### What needs to be done
Pull each line holding "policy" out of the entries below.

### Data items
▶
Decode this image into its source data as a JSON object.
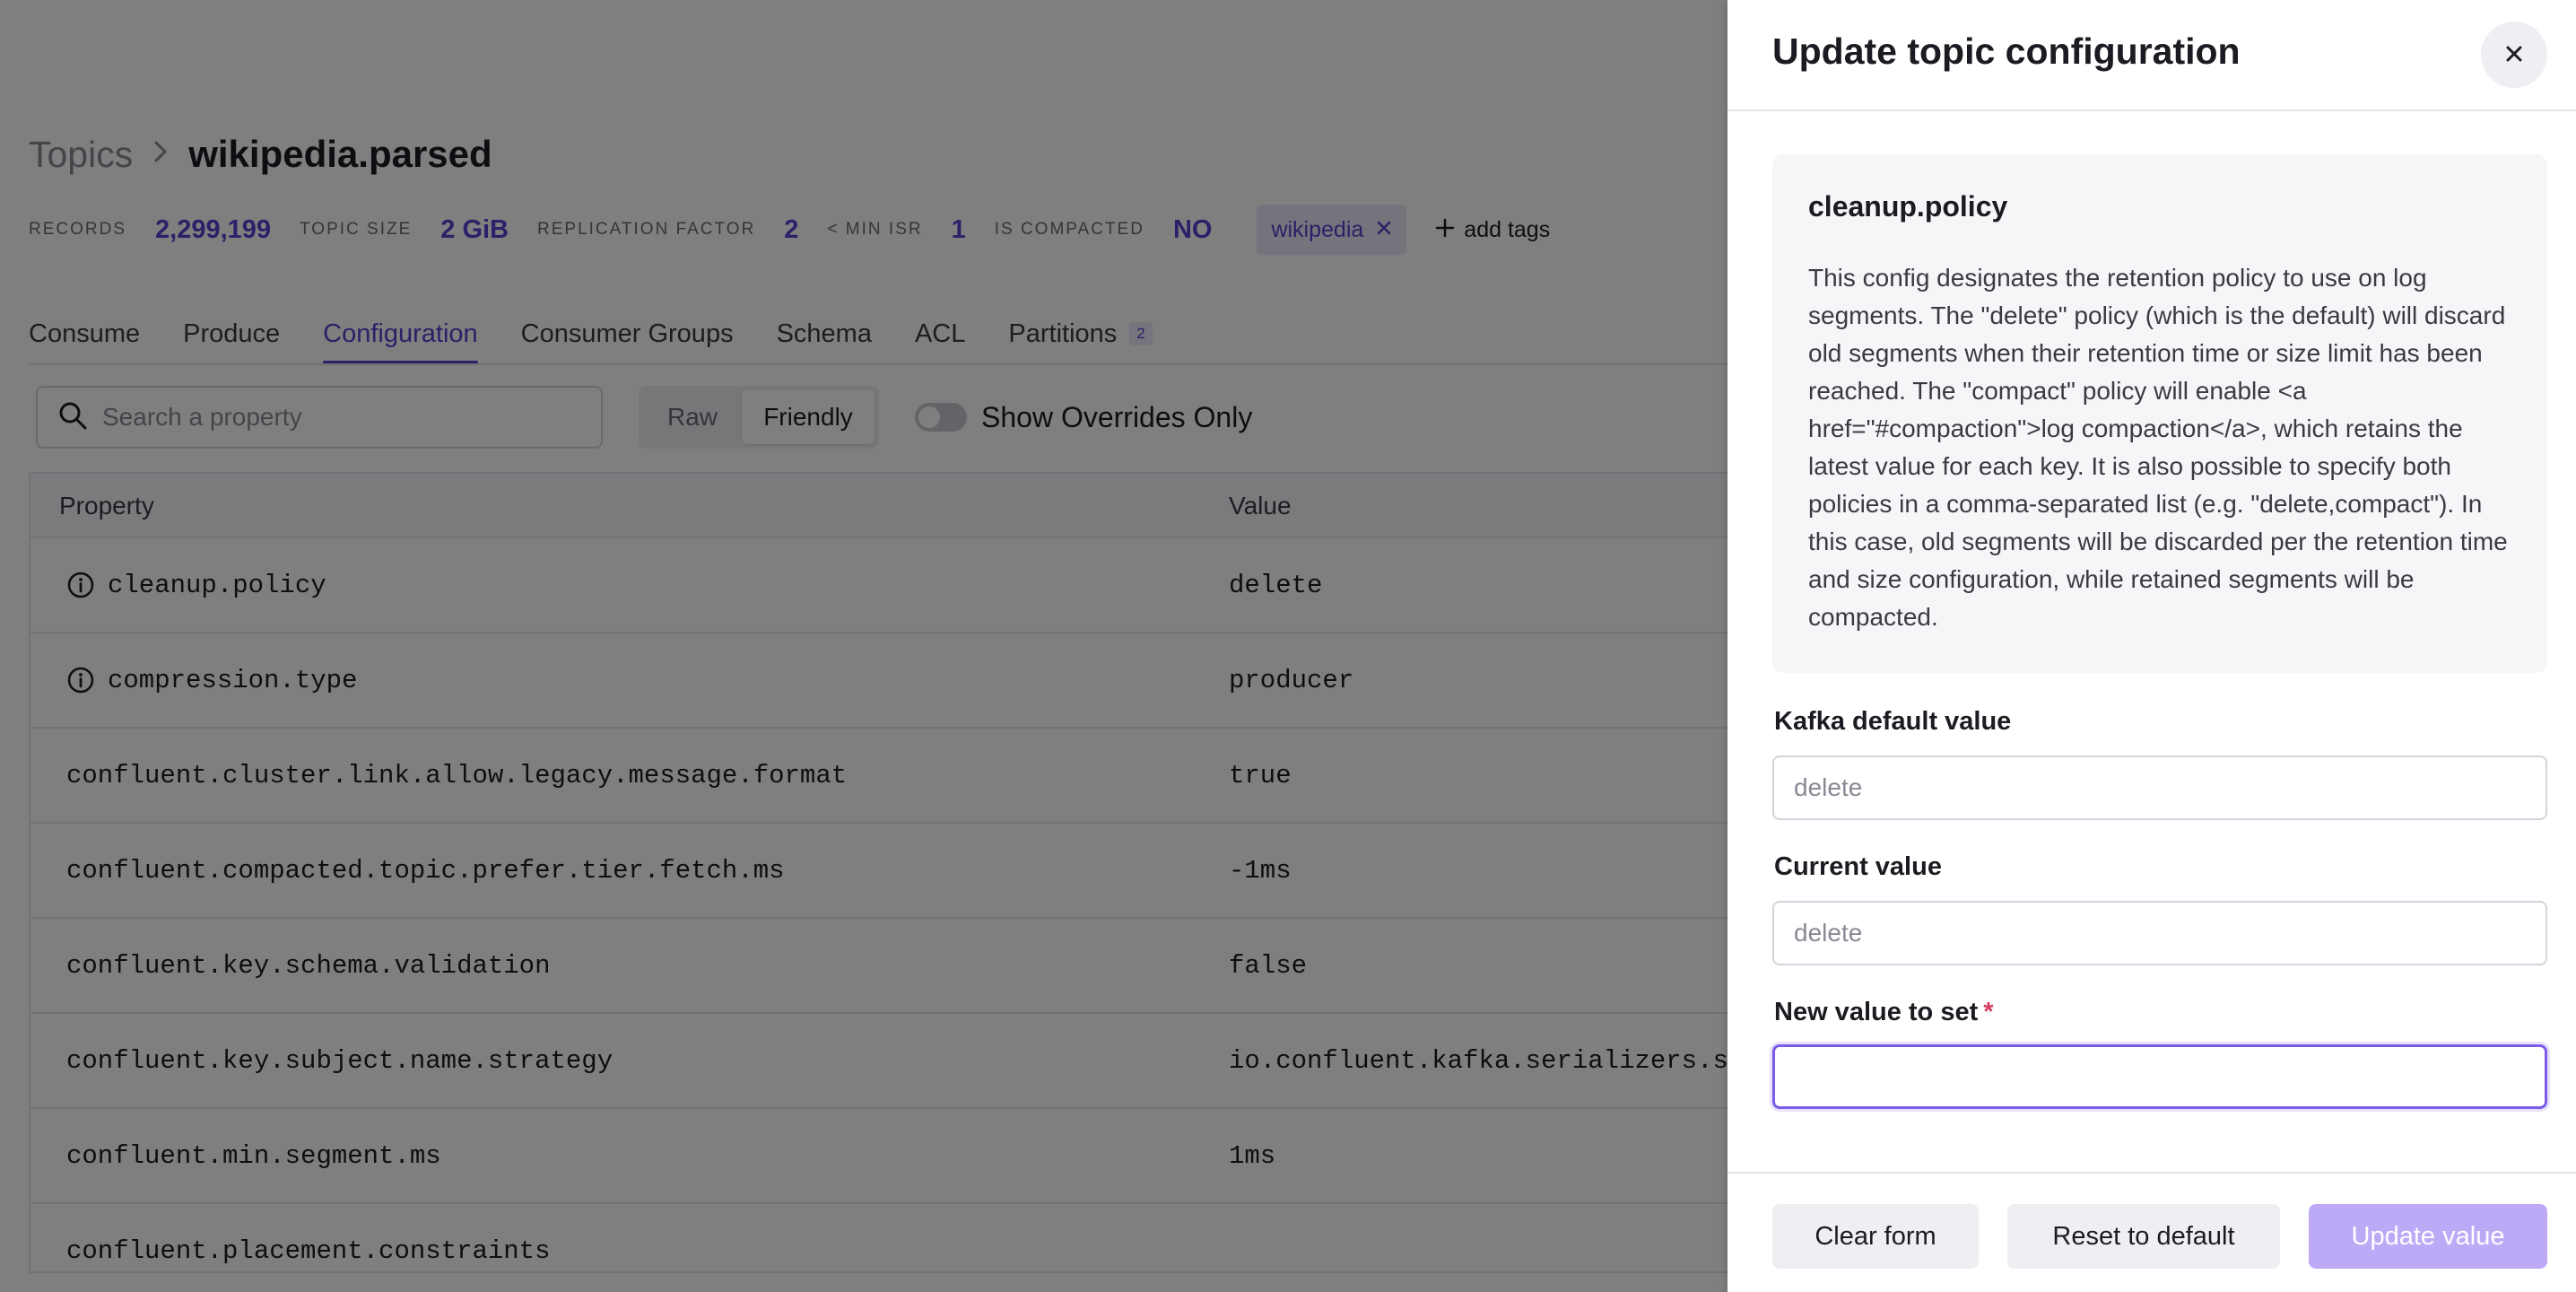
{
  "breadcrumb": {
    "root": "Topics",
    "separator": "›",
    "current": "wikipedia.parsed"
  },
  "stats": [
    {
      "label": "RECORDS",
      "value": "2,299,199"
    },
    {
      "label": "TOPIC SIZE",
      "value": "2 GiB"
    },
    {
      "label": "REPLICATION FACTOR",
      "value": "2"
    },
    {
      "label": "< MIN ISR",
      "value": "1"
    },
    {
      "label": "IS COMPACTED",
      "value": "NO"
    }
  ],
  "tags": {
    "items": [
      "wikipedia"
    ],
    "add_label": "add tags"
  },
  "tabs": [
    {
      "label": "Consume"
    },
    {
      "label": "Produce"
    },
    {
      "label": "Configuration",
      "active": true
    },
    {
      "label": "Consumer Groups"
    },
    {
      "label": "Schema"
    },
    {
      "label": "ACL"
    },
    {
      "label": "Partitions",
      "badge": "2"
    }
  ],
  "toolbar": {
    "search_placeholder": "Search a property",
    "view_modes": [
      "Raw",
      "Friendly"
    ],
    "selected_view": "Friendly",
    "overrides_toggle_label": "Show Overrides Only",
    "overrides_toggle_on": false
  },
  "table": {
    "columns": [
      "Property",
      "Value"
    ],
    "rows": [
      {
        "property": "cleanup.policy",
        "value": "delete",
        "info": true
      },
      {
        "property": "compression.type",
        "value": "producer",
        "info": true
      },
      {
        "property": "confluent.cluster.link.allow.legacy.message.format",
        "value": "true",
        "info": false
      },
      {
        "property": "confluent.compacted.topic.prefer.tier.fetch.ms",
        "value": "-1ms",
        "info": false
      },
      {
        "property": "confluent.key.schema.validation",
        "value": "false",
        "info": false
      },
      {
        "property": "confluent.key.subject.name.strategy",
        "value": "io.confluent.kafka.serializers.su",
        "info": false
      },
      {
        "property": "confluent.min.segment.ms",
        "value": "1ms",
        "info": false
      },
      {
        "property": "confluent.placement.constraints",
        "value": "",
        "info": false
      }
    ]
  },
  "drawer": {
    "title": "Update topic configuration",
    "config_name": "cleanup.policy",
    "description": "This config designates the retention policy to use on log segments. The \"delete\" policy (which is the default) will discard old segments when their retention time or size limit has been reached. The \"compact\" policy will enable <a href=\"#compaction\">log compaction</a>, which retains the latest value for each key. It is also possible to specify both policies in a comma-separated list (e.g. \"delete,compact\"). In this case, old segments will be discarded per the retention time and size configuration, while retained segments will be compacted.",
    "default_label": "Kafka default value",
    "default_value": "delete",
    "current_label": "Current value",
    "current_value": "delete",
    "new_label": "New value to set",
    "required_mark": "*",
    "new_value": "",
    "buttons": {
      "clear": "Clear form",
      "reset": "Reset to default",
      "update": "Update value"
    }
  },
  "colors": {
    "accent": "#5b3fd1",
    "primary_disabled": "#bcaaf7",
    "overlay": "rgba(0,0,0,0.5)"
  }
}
◀
### Answer for this exercise
        "property": "cleanup.policy",
    "config_name": "cleanup.policy",
    "description": "This config designates the retention policy to use on log segments. The \"delete\" policy (which is the default) will discard old segments when their retention time or size limit has been reached. The \"compact\" policy will enable <a href=\"#compaction\">log compaction</a>, which retains the latest value for each key. It is also possible to specify both policies in a comma-separated list (e.g. \"delete,compact\"). In this case, old segments will be discarded per the retention time and size configuration, while retained segments will be compacted.",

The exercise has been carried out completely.